(Saved entries)
((
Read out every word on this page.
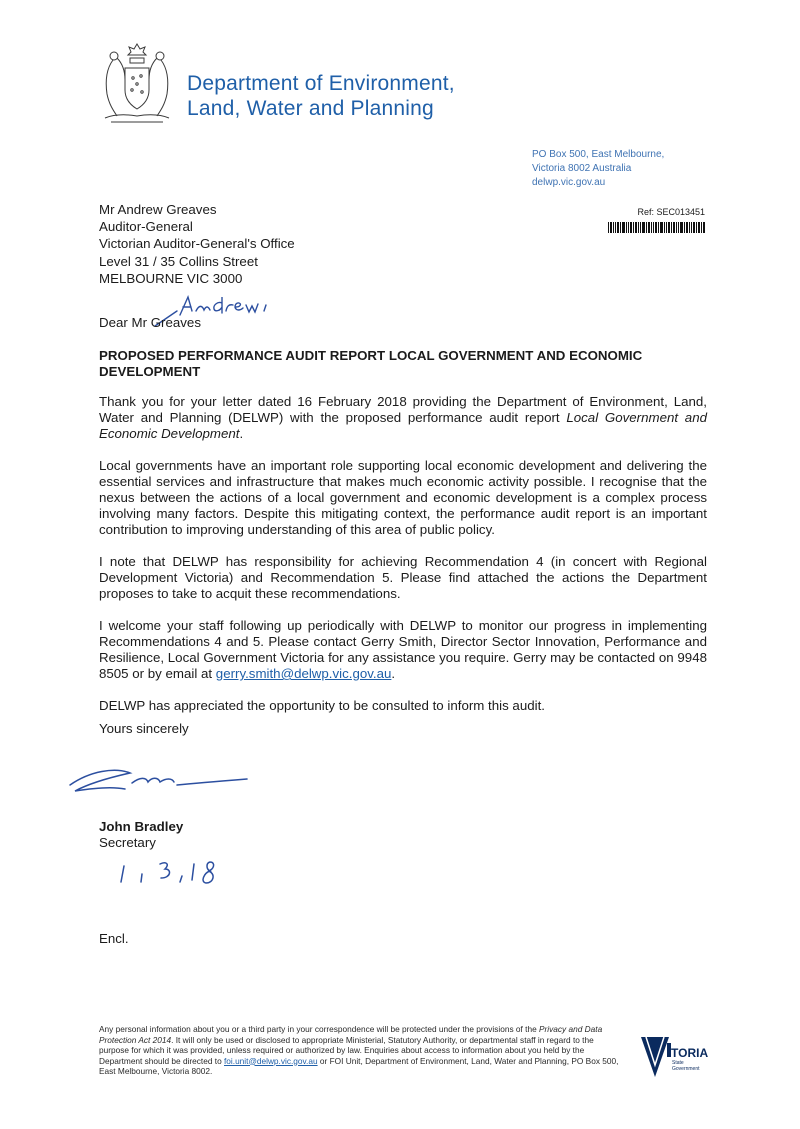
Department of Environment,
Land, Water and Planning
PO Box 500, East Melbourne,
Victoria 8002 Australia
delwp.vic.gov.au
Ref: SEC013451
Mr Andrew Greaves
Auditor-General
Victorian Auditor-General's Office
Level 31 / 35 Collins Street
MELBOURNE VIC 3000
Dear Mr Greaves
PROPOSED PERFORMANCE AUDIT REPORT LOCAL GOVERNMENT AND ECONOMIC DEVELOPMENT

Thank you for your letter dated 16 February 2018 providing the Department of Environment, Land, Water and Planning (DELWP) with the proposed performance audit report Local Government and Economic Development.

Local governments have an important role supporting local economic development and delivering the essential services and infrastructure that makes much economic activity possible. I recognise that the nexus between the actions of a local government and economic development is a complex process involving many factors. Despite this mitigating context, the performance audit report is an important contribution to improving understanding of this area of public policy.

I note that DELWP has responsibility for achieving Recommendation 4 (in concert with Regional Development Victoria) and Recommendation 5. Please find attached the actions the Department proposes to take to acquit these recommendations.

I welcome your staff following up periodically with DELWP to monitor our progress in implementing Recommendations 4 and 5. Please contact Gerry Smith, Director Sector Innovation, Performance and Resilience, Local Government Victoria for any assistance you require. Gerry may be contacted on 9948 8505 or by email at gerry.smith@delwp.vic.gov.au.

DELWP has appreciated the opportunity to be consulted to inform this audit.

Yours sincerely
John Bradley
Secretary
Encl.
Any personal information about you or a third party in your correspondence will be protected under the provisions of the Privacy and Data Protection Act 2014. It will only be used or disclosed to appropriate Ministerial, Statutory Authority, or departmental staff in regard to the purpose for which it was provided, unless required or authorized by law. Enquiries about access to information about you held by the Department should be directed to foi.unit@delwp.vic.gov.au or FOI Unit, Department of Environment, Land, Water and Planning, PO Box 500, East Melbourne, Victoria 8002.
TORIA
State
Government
))
((
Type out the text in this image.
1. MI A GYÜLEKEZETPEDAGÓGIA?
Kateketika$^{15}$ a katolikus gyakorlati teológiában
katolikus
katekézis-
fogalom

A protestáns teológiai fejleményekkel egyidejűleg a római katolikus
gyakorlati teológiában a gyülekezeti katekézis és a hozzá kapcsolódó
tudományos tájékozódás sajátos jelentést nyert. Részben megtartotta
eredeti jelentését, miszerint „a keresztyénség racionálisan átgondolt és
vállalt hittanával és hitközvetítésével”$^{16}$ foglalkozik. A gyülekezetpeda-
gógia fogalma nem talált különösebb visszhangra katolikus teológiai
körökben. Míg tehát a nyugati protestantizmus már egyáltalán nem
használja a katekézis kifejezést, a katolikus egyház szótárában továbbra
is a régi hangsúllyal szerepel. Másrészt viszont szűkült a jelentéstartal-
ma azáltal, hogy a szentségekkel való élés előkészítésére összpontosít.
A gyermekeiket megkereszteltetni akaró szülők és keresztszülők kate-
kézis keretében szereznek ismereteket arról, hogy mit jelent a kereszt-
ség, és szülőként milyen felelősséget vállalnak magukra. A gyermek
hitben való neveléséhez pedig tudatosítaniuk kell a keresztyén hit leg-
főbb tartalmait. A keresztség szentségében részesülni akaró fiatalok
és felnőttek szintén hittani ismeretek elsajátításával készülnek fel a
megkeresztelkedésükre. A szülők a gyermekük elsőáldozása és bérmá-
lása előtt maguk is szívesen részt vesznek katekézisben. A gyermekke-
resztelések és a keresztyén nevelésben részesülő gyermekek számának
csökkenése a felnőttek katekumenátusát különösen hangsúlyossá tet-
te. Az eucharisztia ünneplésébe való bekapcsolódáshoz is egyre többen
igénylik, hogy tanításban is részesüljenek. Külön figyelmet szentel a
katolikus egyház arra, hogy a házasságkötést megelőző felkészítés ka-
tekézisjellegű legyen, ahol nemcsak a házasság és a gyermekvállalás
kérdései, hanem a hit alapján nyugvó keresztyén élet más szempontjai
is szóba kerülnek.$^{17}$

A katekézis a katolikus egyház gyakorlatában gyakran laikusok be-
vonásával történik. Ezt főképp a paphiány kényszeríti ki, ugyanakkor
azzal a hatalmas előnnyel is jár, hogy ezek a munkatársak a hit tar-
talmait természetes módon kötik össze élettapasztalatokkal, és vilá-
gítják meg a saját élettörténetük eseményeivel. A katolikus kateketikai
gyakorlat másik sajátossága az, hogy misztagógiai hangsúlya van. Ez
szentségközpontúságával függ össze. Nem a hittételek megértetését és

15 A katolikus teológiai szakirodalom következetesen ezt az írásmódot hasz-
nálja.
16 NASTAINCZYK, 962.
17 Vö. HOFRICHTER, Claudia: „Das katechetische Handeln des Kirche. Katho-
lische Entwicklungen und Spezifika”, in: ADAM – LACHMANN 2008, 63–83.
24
))
Select all lines in the listing above where the word "gyakorlati" appears, and show them.

Kateketika$^{15}$ a katolikus gyakorlati teológiában
gyakorlati teológiában a gyülekezeti katekézis és a hozzá kapcsolódó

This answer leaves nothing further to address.